WORK REQUIRED
Your task is to extract every entry that follows word for word while excluding the pictures.

DATA EXCERPTS
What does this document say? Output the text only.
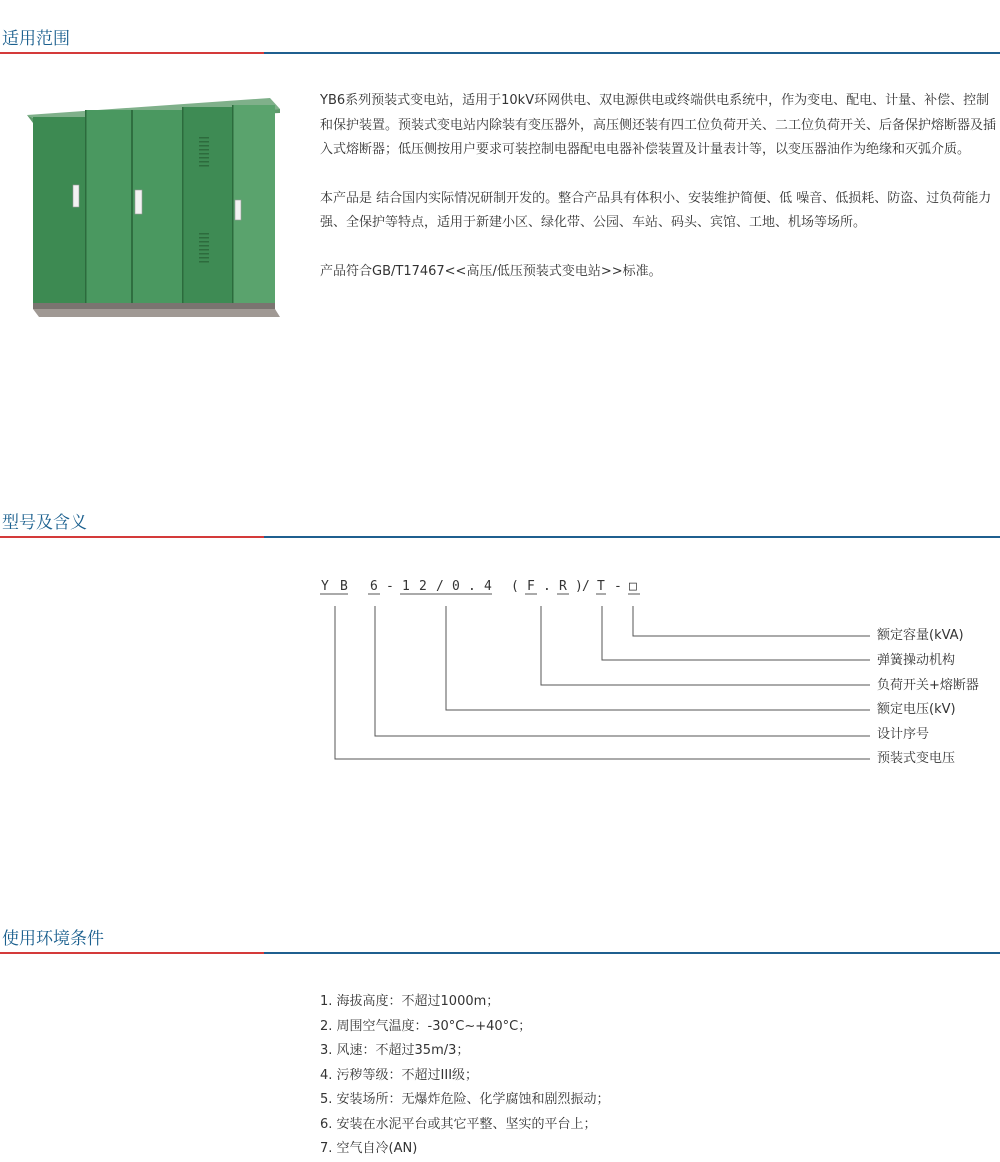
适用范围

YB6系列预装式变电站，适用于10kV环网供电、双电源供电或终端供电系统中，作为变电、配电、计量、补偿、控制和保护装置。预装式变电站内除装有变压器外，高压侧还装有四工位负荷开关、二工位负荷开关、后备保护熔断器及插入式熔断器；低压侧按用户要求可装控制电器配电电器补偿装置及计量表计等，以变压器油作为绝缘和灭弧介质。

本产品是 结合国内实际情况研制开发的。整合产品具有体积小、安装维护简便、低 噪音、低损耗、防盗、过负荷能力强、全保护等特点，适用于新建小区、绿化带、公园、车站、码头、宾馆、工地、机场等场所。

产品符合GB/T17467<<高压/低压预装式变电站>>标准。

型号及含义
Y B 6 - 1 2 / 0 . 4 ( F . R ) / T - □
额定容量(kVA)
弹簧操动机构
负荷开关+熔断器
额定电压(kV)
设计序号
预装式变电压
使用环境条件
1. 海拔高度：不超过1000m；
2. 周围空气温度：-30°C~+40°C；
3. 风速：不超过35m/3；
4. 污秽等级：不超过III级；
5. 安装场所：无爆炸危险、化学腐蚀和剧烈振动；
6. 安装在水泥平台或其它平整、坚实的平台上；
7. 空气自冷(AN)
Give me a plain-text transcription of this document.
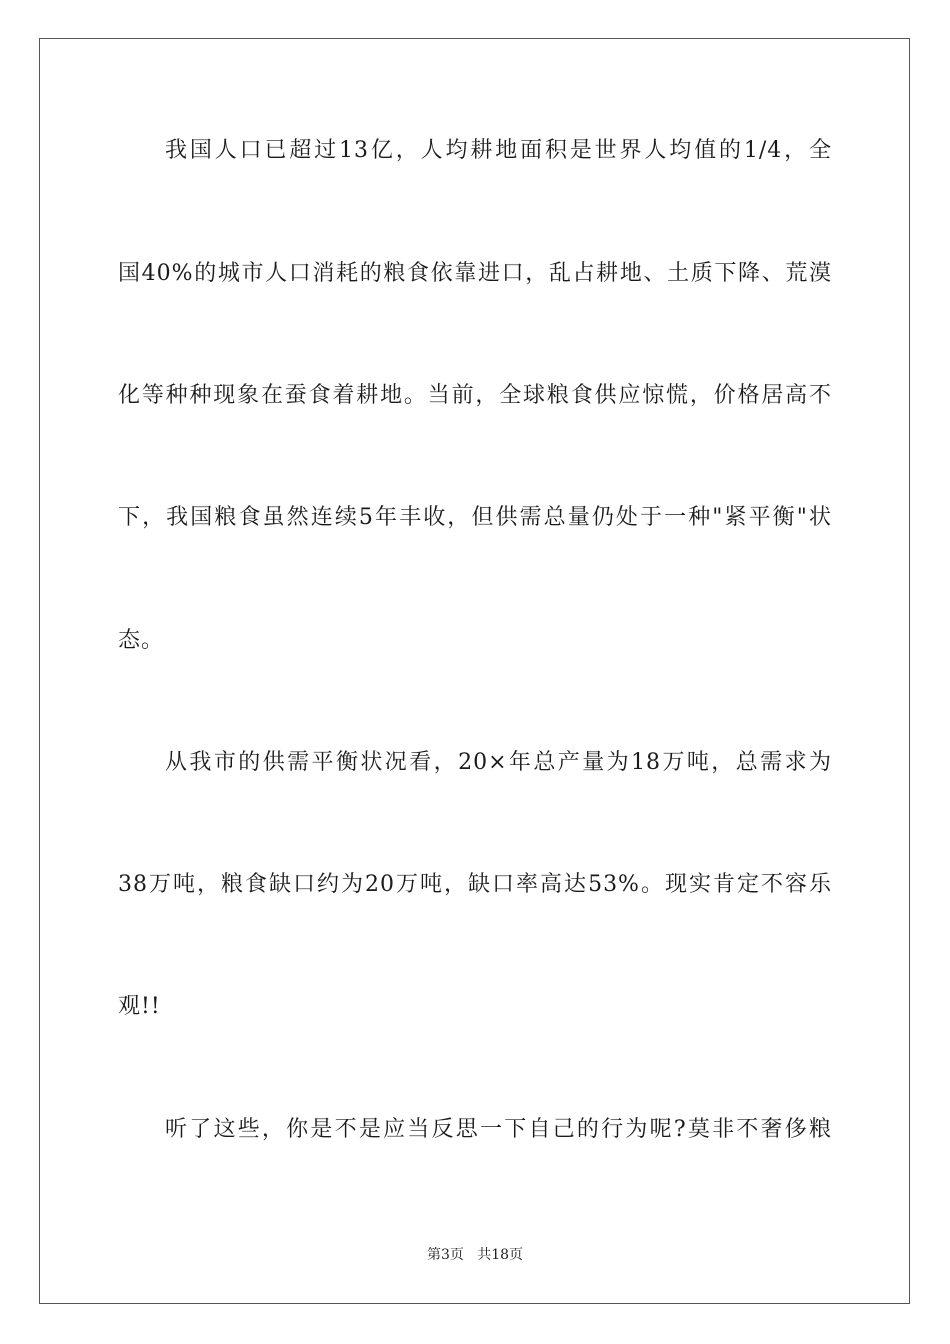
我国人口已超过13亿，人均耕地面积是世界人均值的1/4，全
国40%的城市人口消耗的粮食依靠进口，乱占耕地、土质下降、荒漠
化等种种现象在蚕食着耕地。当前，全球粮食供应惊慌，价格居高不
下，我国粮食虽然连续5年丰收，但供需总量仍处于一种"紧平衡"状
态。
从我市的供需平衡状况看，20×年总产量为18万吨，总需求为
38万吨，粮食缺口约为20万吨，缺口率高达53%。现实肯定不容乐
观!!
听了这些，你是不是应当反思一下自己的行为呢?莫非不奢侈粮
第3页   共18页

SOLUTION TO THIS EXERCISE
What does this document say? Output the text only.
适用范围

YB6系列预装式变电站，适用于10kV环网供电、双电源供电或终端供电系统中，作为变电、配电、计量、补偿、控制和保护装置。预装式变电站内除装有变压器外，高压侧还装有四工位负荷开关、二工位负荷开关、后备保护熔断器及插入式熔断器；低压侧按用户要求可装控制电器配电电器补偿装置及计量表计等，以变压器油作为绝缘和灭弧介质。

本产品是 结合国内实际情况研制开发的。整合产品具有体积小、安装维护简便、低 噪音、低损耗、防盗、过负荷能力强、全保护等特点，适用于新建小区、绿化带、公园、车站、码头、宾馆、工地、机场等场所。

产品符合GB/T17467<<高压/低压预装式变电站>>标准。

型号及含义
Y B 6 - 1 2 / 0 . 4 ( F . R ) / T - □
额定容量(kVA)
弹簧操动机构
负荷开关+熔断器
额定电压(kV)
设计序号
预装式变电压
使用环境条件
1. 海拔高度：不超过1000m；
2. 周围空气温度：-30°C~+40°C；
3. 风速：不超过35m/3；
4. 污秽等级：不超过III级；
5. 安装场所：无爆炸危险、化学腐蚀和剧烈振动；
6. 安装在水泥平台或其它平整、坚实的平台上；
7. 空气自冷(AN)
Give me a plain-text transcription of this document.
我国人口已超过13亿，人均耕地面积是世界人均值的1/4，全
国40%的城市人口消耗的粮食依靠进口，乱占耕地、土质下降、荒漠
化等种种现象在蚕食着耕地。当前，全球粮食供应惊慌，价格居高不
下，我国粮食虽然连续5年丰收，但供需总量仍处于一种"紧平衡"状
态。
从我市的供需平衡状况看，20×年总产量为18万吨，总需求为
38万吨，粮食缺口约为20万吨，缺口率高达53%。现实肯定不容乐
观!!
听了这些，你是不是应当反思一下自己的行为呢?莫非不奢侈粮
第3页   共18页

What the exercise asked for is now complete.